> _DATA RECORDS_
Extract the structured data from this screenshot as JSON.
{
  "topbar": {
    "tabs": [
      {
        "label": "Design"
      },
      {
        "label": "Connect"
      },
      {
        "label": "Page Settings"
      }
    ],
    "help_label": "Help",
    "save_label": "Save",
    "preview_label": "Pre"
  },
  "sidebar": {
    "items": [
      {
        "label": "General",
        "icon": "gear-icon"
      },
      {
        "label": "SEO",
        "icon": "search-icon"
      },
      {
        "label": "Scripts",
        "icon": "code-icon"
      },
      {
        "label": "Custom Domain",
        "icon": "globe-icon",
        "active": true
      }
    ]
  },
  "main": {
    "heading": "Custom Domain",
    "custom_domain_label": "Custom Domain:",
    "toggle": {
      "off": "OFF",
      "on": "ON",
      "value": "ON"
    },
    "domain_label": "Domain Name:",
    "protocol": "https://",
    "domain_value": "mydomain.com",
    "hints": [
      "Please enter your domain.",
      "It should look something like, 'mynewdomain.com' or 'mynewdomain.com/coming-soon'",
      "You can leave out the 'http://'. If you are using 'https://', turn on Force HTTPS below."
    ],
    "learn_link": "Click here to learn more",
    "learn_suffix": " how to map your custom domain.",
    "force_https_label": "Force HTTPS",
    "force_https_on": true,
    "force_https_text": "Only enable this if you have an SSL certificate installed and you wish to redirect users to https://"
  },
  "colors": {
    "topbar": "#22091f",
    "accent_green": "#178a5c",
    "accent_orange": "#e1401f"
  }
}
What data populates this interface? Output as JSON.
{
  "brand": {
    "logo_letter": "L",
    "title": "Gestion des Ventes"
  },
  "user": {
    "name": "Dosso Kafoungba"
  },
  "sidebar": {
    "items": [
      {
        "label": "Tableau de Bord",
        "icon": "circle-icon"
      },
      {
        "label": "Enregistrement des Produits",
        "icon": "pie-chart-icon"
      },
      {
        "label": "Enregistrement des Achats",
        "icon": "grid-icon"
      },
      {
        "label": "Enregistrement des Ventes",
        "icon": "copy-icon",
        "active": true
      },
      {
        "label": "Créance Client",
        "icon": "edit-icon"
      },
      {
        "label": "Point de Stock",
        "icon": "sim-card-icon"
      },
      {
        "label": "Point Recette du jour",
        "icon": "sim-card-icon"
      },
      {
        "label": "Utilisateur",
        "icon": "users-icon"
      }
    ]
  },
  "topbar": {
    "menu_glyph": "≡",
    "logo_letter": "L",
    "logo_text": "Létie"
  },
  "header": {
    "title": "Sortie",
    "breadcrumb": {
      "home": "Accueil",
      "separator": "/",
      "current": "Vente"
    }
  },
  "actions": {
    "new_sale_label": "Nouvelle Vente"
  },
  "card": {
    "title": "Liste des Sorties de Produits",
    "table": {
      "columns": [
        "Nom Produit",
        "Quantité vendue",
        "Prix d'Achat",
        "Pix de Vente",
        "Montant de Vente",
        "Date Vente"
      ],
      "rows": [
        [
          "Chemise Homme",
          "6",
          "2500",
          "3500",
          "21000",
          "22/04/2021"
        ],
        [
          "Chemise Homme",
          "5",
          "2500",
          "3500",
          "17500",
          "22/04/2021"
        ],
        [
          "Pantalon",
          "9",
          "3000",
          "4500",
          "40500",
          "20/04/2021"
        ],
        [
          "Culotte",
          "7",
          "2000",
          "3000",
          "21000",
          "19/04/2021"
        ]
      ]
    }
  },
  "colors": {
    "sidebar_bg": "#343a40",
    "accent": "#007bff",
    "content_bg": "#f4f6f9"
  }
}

> _STATED TASK_
Copy out every line of the data that includes the word "Point".

> _COMPLETE ANSWER_
        "label": "Point de Stock",
        "label": "Point Recette du jour",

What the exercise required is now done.